Omit all images, then return the remaining material exactly as it stands.

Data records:
——————————

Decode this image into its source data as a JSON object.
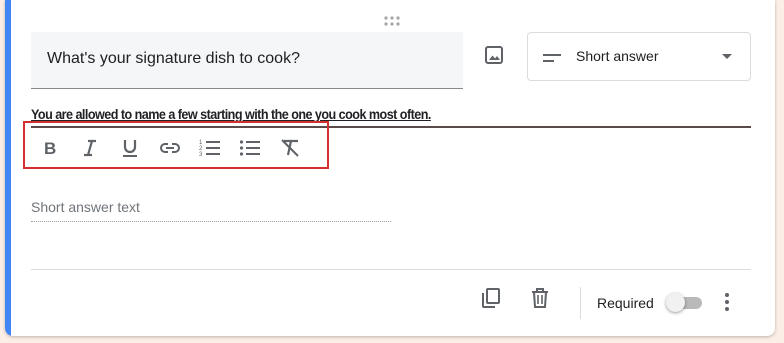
{
  "question": {
    "title": "What's your signature dish to cook?",
    "description": "You are allowed to name a few starting with the one you cook most often."
  },
  "type_select": {
    "selected": "Short answer"
  },
  "answer": {
    "placeholder": "Short answer text"
  },
  "footer": {
    "required_label": "Required",
    "required": false
  },
  "toolbar": {
    "buttons": [
      "bold-icon",
      "italic-icon",
      "underline-icon",
      "link-icon",
      "numbered-list-icon",
      "bulleted-list-icon",
      "clear-formatting-icon"
    ]
  },
  "colors": {
    "accent": "#4285f4",
    "highlight_border": "#d32f2f",
    "background": "#fbeee7"
  }
}
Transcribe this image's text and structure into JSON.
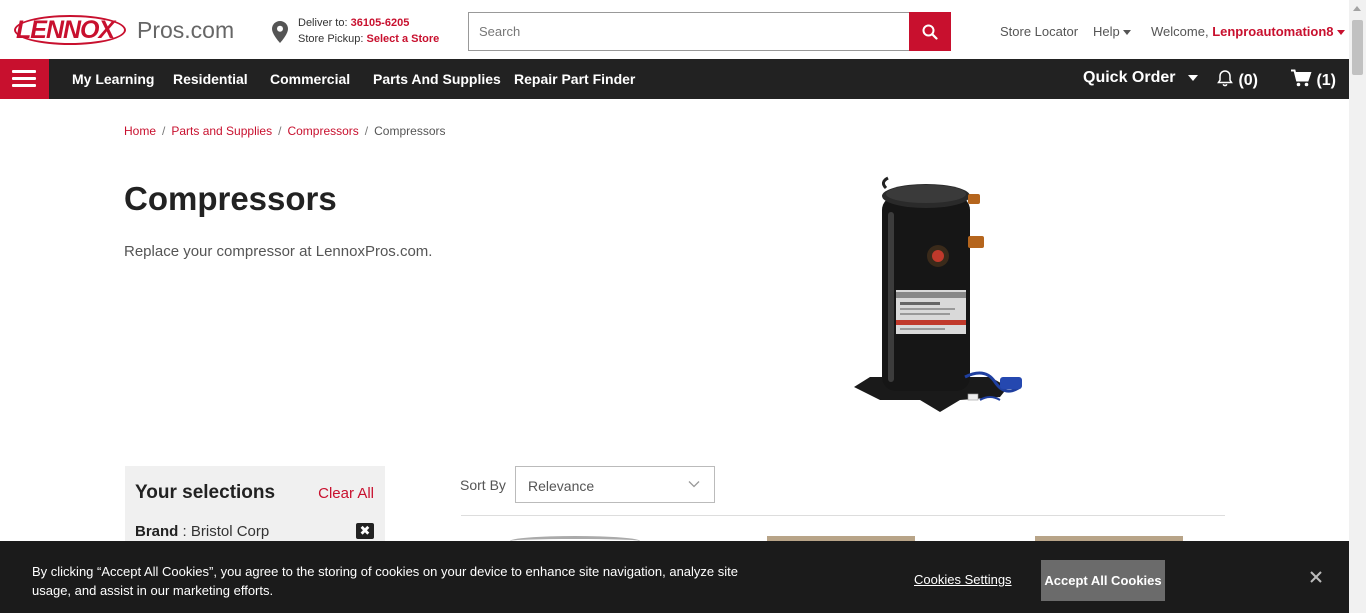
{
  "header": {
    "logo_brand": "LENNOX",
    "logo_suffix": "Pros.com",
    "deliver_label": "Deliver to:",
    "deliver_zip": "36105-6205",
    "pickup_label": "Store Pickup:",
    "pickup_link": "Select a Store",
    "search_placeholder": "Search",
    "store_locator": "Store Locator",
    "help": "Help",
    "welcome_label": "Welcome,",
    "user_name": "Lenproautomation8"
  },
  "nav": {
    "items": [
      "My Learning",
      "Residential",
      "Commercial",
      "Parts And Supplies",
      "Repair Part Finder"
    ],
    "quick_order": "Quick Order",
    "notifications": "(0)",
    "cart": "(1)"
  },
  "breadcrumb": [
    "Home",
    "Parts and Supplies",
    "Compressors",
    "Compressors"
  ],
  "page": {
    "title": "Compressors",
    "description": "Replace your compressor at LennoxPros.com."
  },
  "selections": {
    "title": "Your selections",
    "clear_all": "Clear All",
    "filter_label": "Brand",
    "filter_value": "Bristol Corp"
  },
  "sort": {
    "label": "Sort By",
    "value": "Relevance"
  },
  "cookie": {
    "text": "By clicking “Accept All Cookies”, you agree to the storing of cookies on your device to enhance site navigation, analyze site usage, and assist in our marketing efforts.",
    "settings": "Cookies Settings",
    "accept": "Accept All Cookies"
  },
  "colors": {
    "brand_red": "#c8102e",
    "nav_bg": "#222222",
    "cookie_bg": "#1b1b1b"
  }
}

——————————

_SOLUTION FOR THIS EXERCISE:_
Decode this image into its source data as a JSON object.
{
  "question": {
    "title": "What's your signature dish to cook?",
    "description": "You are allowed to name a few starting with the one you cook most often."
  },
  "type_select": {
    "selected": "Short answer"
  },
  "answer": {
    "placeholder": "Short answer text"
  },
  "footer": {
    "required_label": "Required",
    "required": false
  },
  "toolbar": {
    "buttons": [
      "bold-icon",
      "italic-icon",
      "underline-icon",
      "link-icon",
      "numbered-list-icon",
      "bulleted-list-icon",
      "clear-formatting-icon"
    ]
  },
  "colors": {
    "accent": "#4285f4",
    "highlight_border": "#d32f2f",
    "background": "#fbeee7"
  }
}
Transcribe this image's text and structure into JSON.
{
  "header": {
    "logo_brand": "LENNOX",
    "logo_suffix": "Pros.com",
    "deliver_label": "Deliver to:",
    "deliver_zip": "36105-6205",
    "pickup_label": "Store Pickup:",
    "pickup_link": "Select a Store",
    "search_placeholder": "Search",
    "store_locator": "Store Locator",
    "help": "Help",
    "welcome_label": "Welcome,",
    "user_name": "Lenproautomation8"
  },
  "nav": {
    "items": [
      "My Learning",
      "Residential",
      "Commercial",
      "Parts And Supplies",
      "Repair Part Finder"
    ],
    "quick_order": "Quick Order",
    "notifications": "(0)",
    "cart": "(1)"
  },
  "breadcrumb": [
    "Home",
    "Parts and Supplies",
    "Compressors",
    "Compressors"
  ],
  "page": {
    "title": "Compressors",
    "description": "Replace your compressor at LennoxPros.com."
  },
  "selections": {
    "title": "Your selections",
    "clear_all": "Clear All",
    "filter_label": "Brand",
    "filter_value": "Bristol Corp"
  },
  "sort": {
    "label": "Sort By",
    "value": "Relevance"
  },
  "cookie": {
    "text": "By clicking “Accept All Cookies”, you agree to the storing of cookies on your device to enhance site navigation, analyze site usage, and assist in our marketing efforts.",
    "settings": "Cookies Settings",
    "accept": "Accept All Cookies"
  },
  "colors": {
    "brand_red": "#c8102e",
    "nav_bg": "#222222",
    "cookie_bg": "#1b1b1b"
  }
}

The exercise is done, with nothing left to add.